• [What you need to do] Gather the lines below that include the string "шалот", copying each in full.

═════ Listing ═════

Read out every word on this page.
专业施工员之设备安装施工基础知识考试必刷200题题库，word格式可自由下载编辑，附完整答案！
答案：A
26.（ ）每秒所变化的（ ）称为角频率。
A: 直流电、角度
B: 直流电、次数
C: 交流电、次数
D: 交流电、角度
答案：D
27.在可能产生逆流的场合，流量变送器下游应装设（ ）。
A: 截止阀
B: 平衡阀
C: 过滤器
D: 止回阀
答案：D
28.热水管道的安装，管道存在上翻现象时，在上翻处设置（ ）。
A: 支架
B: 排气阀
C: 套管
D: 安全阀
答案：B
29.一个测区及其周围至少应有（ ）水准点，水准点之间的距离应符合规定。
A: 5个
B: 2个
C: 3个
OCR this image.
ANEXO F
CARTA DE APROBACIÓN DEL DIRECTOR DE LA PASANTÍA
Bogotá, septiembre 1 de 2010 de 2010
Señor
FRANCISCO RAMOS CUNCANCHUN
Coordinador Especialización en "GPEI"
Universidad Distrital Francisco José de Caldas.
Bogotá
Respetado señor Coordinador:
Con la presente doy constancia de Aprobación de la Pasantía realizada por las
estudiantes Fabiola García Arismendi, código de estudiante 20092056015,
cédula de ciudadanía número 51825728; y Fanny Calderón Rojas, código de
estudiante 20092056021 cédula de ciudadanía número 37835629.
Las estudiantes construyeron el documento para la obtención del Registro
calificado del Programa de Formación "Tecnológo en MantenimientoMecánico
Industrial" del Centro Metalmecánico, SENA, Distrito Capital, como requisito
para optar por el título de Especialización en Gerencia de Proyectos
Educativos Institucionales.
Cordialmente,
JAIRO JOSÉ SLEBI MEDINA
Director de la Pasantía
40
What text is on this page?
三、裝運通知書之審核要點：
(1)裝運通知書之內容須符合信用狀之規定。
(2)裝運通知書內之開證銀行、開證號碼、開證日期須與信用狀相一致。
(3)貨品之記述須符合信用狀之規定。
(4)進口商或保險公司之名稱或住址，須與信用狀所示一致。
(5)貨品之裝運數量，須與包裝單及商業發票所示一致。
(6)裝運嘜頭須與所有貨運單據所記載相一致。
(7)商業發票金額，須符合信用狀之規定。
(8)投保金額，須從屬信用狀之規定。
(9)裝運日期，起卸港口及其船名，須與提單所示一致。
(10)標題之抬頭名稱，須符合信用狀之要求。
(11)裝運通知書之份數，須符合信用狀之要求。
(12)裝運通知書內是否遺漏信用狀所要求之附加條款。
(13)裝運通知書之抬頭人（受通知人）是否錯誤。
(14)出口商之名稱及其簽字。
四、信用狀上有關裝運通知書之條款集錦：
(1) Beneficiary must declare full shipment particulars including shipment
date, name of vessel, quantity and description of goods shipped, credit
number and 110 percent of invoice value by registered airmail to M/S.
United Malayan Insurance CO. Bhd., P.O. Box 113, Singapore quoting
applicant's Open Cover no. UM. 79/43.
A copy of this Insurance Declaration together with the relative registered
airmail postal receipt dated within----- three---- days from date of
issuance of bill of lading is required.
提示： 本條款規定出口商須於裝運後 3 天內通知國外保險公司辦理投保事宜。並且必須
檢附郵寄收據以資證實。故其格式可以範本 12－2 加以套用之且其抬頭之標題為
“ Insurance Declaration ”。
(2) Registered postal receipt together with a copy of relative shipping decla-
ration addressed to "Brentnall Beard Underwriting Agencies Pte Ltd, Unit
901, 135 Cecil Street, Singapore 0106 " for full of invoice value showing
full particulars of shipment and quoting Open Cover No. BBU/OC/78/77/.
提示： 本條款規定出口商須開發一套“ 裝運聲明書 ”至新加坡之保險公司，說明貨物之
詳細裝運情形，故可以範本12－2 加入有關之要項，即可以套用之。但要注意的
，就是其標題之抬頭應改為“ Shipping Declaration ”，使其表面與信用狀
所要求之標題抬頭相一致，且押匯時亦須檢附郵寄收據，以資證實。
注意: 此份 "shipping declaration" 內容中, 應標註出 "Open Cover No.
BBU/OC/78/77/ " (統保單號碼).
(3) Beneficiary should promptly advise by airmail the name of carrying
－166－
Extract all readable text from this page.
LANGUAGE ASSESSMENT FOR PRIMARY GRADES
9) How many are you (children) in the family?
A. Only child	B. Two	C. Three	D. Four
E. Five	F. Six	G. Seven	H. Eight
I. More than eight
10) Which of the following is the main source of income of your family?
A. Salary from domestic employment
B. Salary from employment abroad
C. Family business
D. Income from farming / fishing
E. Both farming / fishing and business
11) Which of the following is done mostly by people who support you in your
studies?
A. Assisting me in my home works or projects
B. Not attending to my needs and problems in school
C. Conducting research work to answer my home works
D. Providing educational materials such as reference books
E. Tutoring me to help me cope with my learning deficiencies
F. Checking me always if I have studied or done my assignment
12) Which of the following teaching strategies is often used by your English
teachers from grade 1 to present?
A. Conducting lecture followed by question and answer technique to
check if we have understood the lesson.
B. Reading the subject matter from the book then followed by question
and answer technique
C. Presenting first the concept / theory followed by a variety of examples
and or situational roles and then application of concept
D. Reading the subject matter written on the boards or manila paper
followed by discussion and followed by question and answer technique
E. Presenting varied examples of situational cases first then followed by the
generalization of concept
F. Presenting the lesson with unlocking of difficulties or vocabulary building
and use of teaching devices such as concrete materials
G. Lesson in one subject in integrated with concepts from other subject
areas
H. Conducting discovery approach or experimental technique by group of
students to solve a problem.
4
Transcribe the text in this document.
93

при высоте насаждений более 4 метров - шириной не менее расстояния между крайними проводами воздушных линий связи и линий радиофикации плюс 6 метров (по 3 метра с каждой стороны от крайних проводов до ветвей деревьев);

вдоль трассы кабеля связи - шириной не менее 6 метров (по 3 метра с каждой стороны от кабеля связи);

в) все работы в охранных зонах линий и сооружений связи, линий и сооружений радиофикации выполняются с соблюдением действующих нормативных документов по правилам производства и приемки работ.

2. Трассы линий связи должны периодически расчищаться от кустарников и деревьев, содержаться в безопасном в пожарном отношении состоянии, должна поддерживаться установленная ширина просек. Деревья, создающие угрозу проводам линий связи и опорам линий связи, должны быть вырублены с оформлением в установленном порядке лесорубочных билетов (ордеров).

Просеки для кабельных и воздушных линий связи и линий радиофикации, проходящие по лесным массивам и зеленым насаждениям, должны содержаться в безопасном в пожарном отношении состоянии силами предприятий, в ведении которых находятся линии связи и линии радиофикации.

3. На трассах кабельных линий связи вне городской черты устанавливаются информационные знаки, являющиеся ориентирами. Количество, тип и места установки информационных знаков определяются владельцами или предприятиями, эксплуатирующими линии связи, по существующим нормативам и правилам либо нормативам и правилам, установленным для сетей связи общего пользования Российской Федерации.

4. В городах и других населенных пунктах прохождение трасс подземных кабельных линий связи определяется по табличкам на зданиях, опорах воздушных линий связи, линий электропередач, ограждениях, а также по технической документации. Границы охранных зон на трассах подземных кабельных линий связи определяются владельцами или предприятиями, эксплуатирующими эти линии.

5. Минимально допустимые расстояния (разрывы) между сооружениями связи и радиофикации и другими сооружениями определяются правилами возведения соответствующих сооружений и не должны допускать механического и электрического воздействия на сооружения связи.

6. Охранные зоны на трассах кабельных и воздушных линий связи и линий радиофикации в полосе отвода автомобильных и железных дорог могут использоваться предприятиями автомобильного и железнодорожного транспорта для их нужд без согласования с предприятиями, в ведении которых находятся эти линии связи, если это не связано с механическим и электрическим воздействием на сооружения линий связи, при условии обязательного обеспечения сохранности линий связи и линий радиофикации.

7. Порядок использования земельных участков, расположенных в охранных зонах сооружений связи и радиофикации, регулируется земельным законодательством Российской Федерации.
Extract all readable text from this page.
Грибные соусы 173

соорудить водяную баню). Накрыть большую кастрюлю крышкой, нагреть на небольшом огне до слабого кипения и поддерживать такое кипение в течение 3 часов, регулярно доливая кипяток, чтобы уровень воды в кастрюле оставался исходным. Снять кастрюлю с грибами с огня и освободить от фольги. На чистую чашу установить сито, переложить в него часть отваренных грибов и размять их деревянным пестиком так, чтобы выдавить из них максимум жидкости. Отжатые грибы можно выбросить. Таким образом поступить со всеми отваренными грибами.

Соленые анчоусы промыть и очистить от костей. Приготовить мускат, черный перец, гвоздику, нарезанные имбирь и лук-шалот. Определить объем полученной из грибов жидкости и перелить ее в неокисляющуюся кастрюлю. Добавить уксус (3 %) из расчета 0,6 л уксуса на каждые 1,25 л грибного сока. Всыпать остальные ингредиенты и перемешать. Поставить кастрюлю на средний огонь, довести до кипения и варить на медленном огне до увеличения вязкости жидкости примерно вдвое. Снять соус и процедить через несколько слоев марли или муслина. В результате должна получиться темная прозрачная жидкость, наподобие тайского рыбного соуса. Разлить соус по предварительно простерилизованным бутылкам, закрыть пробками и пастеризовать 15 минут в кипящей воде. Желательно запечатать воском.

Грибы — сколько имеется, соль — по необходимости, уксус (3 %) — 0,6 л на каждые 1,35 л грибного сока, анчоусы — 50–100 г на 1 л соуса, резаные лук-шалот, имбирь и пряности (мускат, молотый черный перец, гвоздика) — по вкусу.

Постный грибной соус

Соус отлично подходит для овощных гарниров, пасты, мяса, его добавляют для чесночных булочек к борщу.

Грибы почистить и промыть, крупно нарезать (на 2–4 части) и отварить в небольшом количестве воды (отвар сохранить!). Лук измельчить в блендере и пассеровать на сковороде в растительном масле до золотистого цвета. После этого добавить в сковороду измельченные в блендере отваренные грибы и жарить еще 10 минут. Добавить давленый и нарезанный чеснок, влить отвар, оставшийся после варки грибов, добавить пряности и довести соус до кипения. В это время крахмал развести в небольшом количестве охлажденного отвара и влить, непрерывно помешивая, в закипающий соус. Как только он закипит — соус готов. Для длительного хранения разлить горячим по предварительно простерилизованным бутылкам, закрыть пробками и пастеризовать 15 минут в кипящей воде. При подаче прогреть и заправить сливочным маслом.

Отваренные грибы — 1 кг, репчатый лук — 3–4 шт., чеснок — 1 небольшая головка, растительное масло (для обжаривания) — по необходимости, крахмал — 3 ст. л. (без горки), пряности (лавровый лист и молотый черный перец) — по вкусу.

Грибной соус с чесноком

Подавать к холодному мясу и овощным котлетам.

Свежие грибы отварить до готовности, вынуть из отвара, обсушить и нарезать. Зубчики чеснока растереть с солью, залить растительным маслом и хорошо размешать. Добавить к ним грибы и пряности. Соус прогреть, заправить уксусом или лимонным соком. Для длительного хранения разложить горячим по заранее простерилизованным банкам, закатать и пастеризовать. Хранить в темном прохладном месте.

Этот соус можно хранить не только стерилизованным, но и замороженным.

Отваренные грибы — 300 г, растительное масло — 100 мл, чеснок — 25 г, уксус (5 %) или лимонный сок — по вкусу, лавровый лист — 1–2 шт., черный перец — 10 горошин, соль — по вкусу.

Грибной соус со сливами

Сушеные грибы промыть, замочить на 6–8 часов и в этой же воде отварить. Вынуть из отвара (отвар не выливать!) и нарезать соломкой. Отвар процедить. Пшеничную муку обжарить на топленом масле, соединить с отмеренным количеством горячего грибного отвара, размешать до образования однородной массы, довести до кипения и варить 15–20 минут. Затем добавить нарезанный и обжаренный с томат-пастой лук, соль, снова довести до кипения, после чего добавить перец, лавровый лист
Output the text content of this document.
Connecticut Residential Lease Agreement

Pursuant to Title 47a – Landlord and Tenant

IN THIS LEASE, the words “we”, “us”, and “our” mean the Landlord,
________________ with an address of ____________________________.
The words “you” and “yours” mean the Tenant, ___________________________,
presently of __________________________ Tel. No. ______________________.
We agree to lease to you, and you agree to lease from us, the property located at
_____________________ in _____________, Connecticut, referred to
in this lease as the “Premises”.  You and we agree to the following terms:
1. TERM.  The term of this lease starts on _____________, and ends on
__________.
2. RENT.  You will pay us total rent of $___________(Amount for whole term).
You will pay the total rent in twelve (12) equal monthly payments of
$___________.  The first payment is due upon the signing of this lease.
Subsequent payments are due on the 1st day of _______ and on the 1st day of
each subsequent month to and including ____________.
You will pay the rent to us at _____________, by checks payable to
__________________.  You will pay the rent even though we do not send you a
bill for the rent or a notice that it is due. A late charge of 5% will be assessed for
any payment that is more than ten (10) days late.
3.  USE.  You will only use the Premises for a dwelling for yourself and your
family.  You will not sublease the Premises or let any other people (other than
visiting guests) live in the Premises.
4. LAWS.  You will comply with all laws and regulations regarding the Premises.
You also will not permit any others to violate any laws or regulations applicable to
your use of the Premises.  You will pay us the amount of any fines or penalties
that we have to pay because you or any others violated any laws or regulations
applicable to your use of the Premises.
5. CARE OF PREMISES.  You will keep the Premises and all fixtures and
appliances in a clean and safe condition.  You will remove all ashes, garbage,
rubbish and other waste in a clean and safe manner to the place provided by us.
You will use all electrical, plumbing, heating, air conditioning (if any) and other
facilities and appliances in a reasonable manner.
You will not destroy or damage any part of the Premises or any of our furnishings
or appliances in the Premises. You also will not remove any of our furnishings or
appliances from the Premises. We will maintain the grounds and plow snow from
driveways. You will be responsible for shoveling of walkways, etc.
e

═════

• [Completed task]
Соленые анчоусы промыть и очистить от костей. Приготовить мускат, черный перец, гвоздику, нарезанные имбирь и лук-шалот. Определить объем полученной из грибов жидкости и перелить ее в неокисляющуюся кастрюлю. Добавить уксус (3 %) из расчета 0,6 л уксуса на каждые 1,25 л грибного сока. Всыпать остальные ингредиенты и перемешать. Поставить кастрюлю на средний огонь, довести до кипения и варить на медленном огне до увеличения вязкости жидкости примерно вдвое. Снять соус и процедить через несколько слоев марли или муслина. В результате должна получиться темная прозрачная жидкость, наподобие тайского рыбного соуса. Разлить соус по предварительно простерилизованным бутылкам, закрыть пробками и пастеризовать 15 минут в кипящей воде. Желательно запечатать воском.
Грибы — сколько имеется, соль — по необходимости, уксус (3 %) — 0,6 л на каждые 1,35 л грибного сока, анчоусы — 50–100 г на 1 л соуса, резаные лук-шалот, имбирь и пряности (мускат, молотый черный перец, гвоздика) — по вкусу.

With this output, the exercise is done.